Directions
Restate the records below word for word, and omit the images they hold.

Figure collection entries
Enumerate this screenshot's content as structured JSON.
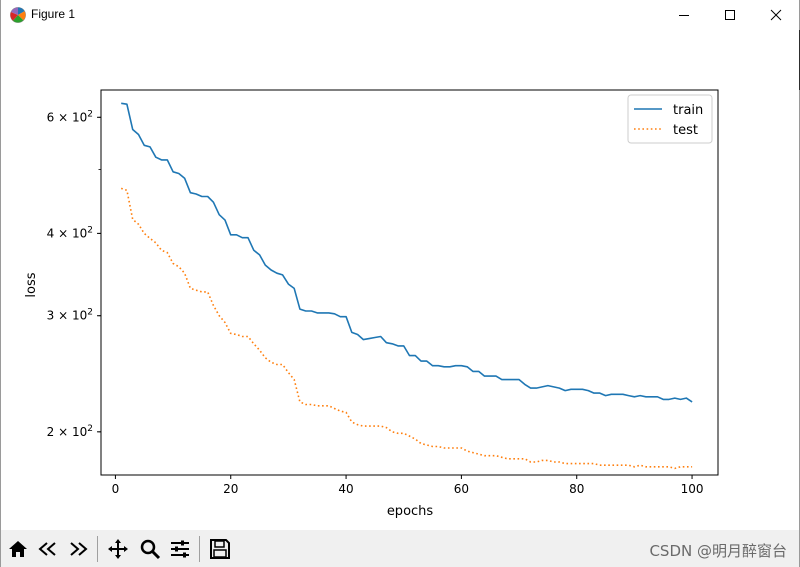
{
  "window": {
    "title": "Figure 1",
    "icons": [
      "matplotlib-logo-icon",
      "minimize-icon",
      "maximize-icon",
      "close-icon"
    ]
  },
  "toolbar": {
    "buttons": [
      "home-icon",
      "back-icon",
      "forward-icon",
      "pan-icon",
      "zoom-icon",
      "configure-subplots-icon",
      "save-icon"
    ]
  },
  "watermark": "CSDN @明月醉窗台",
  "chart_data": {
    "type": "line",
    "title": "",
    "xlabel": "epochs",
    "ylabel": "loss",
    "xlim": [
      -2.5,
      104.5
    ],
    "ylim": [
      172,
      660
    ],
    "yscale": "log",
    "xticks": [
      0,
      20,
      40,
      60,
      80,
      100
    ],
    "xtick_labels": [
      "0",
      "20",
      "40",
      "60",
      "80",
      "100"
    ],
    "yticks": [
      200,
      300,
      400,
      600
    ],
    "ytick_labels": [
      "2 × 10²",
      "3 × 10²",
      "4 × 10²",
      "6 × 10²"
    ],
    "grid": false,
    "legend_position": "top-right",
    "series": [
      {
        "name": "train",
        "color": "#1f77b4",
        "linestyle": "solid",
        "x": [
          1,
          2,
          3,
          4,
          5,
          6,
          7,
          8,
          9,
          10,
          11,
          12,
          13,
          14,
          15,
          16,
          17,
          18,
          19,
          20,
          21,
          22,
          23,
          24,
          25,
          26,
          27,
          28,
          29,
          30,
          31,
          32,
          33,
          34,
          35,
          36,
          37,
          38,
          39,
          40,
          41,
          42,
          43,
          44,
          45,
          46,
          47,
          48,
          49,
          50,
          51,
          52,
          53,
          54,
          55,
          56,
          57,
          58,
          59,
          60,
          61,
          62,
          63,
          64,
          65,
          66,
          67,
          68,
          69,
          70,
          71,
          72,
          73,
          74,
          75,
          76,
          77,
          78,
          79,
          80,
          81,
          82,
          83,
          84,
          85,
          86,
          87,
          88,
          89,
          90,
          91,
          92,
          93,
          94,
          95,
          96,
          97,
          98,
          99,
          100
        ],
        "y": [
          630,
          628,
          575,
          565,
          544,
          541,
          522,
          517,
          517,
          496,
          493,
          485,
          461,
          459,
          455,
          455,
          446,
          427,
          419,
          398,
          398,
          394,
          394,
          377,
          371,
          358,
          352,
          348,
          346,
          335,
          330,
          307,
          305,
          305,
          303,
          303,
          303,
          302,
          299,
          299,
          283,
          281,
          276,
          277,
          278,
          279,
          273,
          272,
          270,
          270,
          261,
          261,
          256,
          256,
          252,
          252,
          251,
          251,
          252,
          252,
          251,
          247,
          247,
          243,
          243,
          243,
          240,
          240,
          240,
          240,
          236,
          233,
          233,
          234,
          235,
          234,
          233,
          231,
          232,
          232,
          232,
          231,
          229,
          229,
          227,
          228,
          228,
          228,
          227,
          226,
          227,
          226,
          226,
          226,
          224,
          224,
          225,
          224,
          225,
          222
        ],
        "style": "solid"
      },
      {
        "name": "test",
        "color": "#ff7f0e",
        "linestyle": "dotted",
        "x": [
          1,
          2,
          3,
          4,
          5,
          6,
          7,
          8,
          9,
          10,
          11,
          12,
          13,
          14,
          15,
          16,
          17,
          18,
          19,
          20,
          21,
          22,
          23,
          24,
          25,
          26,
          27,
          28,
          29,
          30,
          31,
          32,
          33,
          34,
          35,
          36,
          37,
          38,
          39,
          40,
          41,
          42,
          43,
          44,
          45,
          46,
          47,
          48,
          49,
          50,
          51,
          52,
          53,
          54,
          55,
          56,
          57,
          58,
          59,
          60,
          61,
          62,
          63,
          64,
          65,
          66,
          67,
          68,
          69,
          70,
          71,
          72,
          73,
          74,
          75,
          76,
          77,
          78,
          79,
          80,
          81,
          82,
          83,
          84,
          85,
          86,
          87,
          88,
          89,
          90,
          91,
          92,
          93,
          94,
          95,
          96,
          97,
          98,
          99,
          100
        ],
        "y": [
          468,
          465,
          420,
          413,
          400,
          393,
          387,
          377,
          374,
          360,
          356,
          348,
          330,
          328,
          326,
          326,
          311,
          300,
          293,
          282,
          281,
          279,
          279,
          272,
          266,
          259,
          255,
          253,
          253,
          246,
          240,
          222,
          220,
          220,
          219,
          219,
          219,
          217,
          215,
          214,
          207,
          205,
          204,
          204,
          204,
          204,
          203,
          200,
          199,
          199,
          197,
          195,
          192,
          191,
          190,
          190,
          189,
          189,
          189,
          189,
          187,
          186,
          185,
          184,
          184,
          184,
          183,
          182,
          182,
          182,
          182,
          180,
          180,
          181,
          181,
          180,
          180,
          179,
          179,
          179,
          179,
          179,
          179,
          178,
          178,
          178,
          178,
          178,
          178,
          177,
          178,
          177,
          177,
          177,
          177,
          177,
          176,
          177,
          177,
          177
        ],
        "style": "dotted"
      }
    ]
  }
}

Solution for this exercise
Enumerate this screenshot's content as structured JSON.
{
  "window": {
    "title": "Figure 1",
    "icons": [
      "matplotlib-logo-icon",
      "minimize-icon",
      "maximize-icon",
      "close-icon"
    ]
  },
  "toolbar": {
    "buttons": [
      "home-icon",
      "back-icon",
      "forward-icon",
      "pan-icon",
      "zoom-icon",
      "configure-subplots-icon",
      "save-icon"
    ]
  },
  "watermark": "CSDN @明月醉窗台",
  "chart_data": {
    "type": "line",
    "title": "",
    "xlabel": "epochs",
    "ylabel": "loss",
    "xlim": [
      -2.5,
      104.5
    ],
    "ylim": [
      172,
      660
    ],
    "yscale": "log",
    "xticks": [
      0,
      20,
      40,
      60,
      80,
      100
    ],
    "xtick_labels": [
      "0",
      "20",
      "40",
      "60",
      "80",
      "100"
    ],
    "yticks": [
      200,
      300,
      400,
      600
    ],
    "ytick_labels": [
      "2 × 10²",
      "3 × 10²",
      "4 × 10²",
      "6 × 10²"
    ],
    "grid": false,
    "legend_position": "top-right",
    "series": [
      {
        "name": "train",
        "color": "#1f77b4",
        "linestyle": "solid",
        "x": [
          1,
          2,
          3,
          4,
          5,
          6,
          7,
          8,
          9,
          10,
          11,
          12,
          13,
          14,
          15,
          16,
          17,
          18,
          19,
          20,
          21,
          22,
          23,
          24,
          25,
          26,
          27,
          28,
          29,
          30,
          31,
          32,
          33,
          34,
          35,
          36,
          37,
          38,
          39,
          40,
          41,
          42,
          43,
          44,
          45,
          46,
          47,
          48,
          49,
          50,
          51,
          52,
          53,
          54,
          55,
          56,
          57,
          58,
          59,
          60,
          61,
          62,
          63,
          64,
          65,
          66,
          67,
          68,
          69,
          70,
          71,
          72,
          73,
          74,
          75,
          76,
          77,
          78,
          79,
          80,
          81,
          82,
          83,
          84,
          85,
          86,
          87,
          88,
          89,
          90,
          91,
          92,
          93,
          94,
          95,
          96,
          97,
          98,
          99,
          100
        ],
        "y": [
          630,
          628,
          575,
          565,
          544,
          541,
          522,
          517,
          517,
          496,
          493,
          485,
          461,
          459,
          455,
          455,
          446,
          427,
          419,
          398,
          398,
          394,
          394,
          377,
          371,
          358,
          352,
          348,
          346,
          335,
          330,
          307,
          305,
          305,
          303,
          303,
          303,
          302,
          299,
          299,
          283,
          281,
          276,
          277,
          278,
          279,
          273,
          272,
          270,
          270,
          261,
          261,
          256,
          256,
          252,
          252,
          251,
          251,
          252,
          252,
          251,
          247,
          247,
          243,
          243,
          243,
          240,
          240,
          240,
          240,
          236,
          233,
          233,
          234,
          235,
          234,
          233,
          231,
          232,
          232,
          232,
          231,
          229,
          229,
          227,
          228,
          228,
          228,
          227,
          226,
          227,
          226,
          226,
          226,
          224,
          224,
          225,
          224,
          225,
          222
        ],
        "style": "solid"
      },
      {
        "name": "test",
        "color": "#ff7f0e",
        "linestyle": "dotted",
        "x": [
          1,
          2,
          3,
          4,
          5,
          6,
          7,
          8,
          9,
          10,
          11,
          12,
          13,
          14,
          15,
          16,
          17,
          18,
          19,
          20,
          21,
          22,
          23,
          24,
          25,
          26,
          27,
          28,
          29,
          30,
          31,
          32,
          33,
          34,
          35,
          36,
          37,
          38,
          39,
          40,
          41,
          42,
          43,
          44,
          45,
          46,
          47,
          48,
          49,
          50,
          51,
          52,
          53,
          54,
          55,
          56,
          57,
          58,
          59,
          60,
          61,
          62,
          63,
          64,
          65,
          66,
          67,
          68,
          69,
          70,
          71,
          72,
          73,
          74,
          75,
          76,
          77,
          78,
          79,
          80,
          81,
          82,
          83,
          84,
          85,
          86,
          87,
          88,
          89,
          90,
          91,
          92,
          93,
          94,
          95,
          96,
          97,
          98,
          99,
          100
        ],
        "y": [
          468,
          465,
          420,
          413,
          400,
          393,
          387,
          377,
          374,
          360,
          356,
          348,
          330,
          328,
          326,
          326,
          311,
          300,
          293,
          282,
          281,
          279,
          279,
          272,
          266,
          259,
          255,
          253,
          253,
          246,
          240,
          222,
          220,
          220,
          219,
          219,
          219,
          217,
          215,
          214,
          207,
          205,
          204,
          204,
          204,
          204,
          203,
          200,
          199,
          199,
          197,
          195,
          192,
          191,
          190,
          190,
          189,
          189,
          189,
          189,
          187,
          186,
          185,
          184,
          184,
          184,
          183,
          182,
          182,
          182,
          182,
          180,
          180,
          181,
          181,
          180,
          180,
          179,
          179,
          179,
          179,
          179,
          179,
          178,
          178,
          178,
          178,
          178,
          178,
          177,
          178,
          177,
          177,
          177,
          177,
          177,
          176,
          177,
          177,
          177
        ],
        "style": "dotted"
      }
    ]
  }
}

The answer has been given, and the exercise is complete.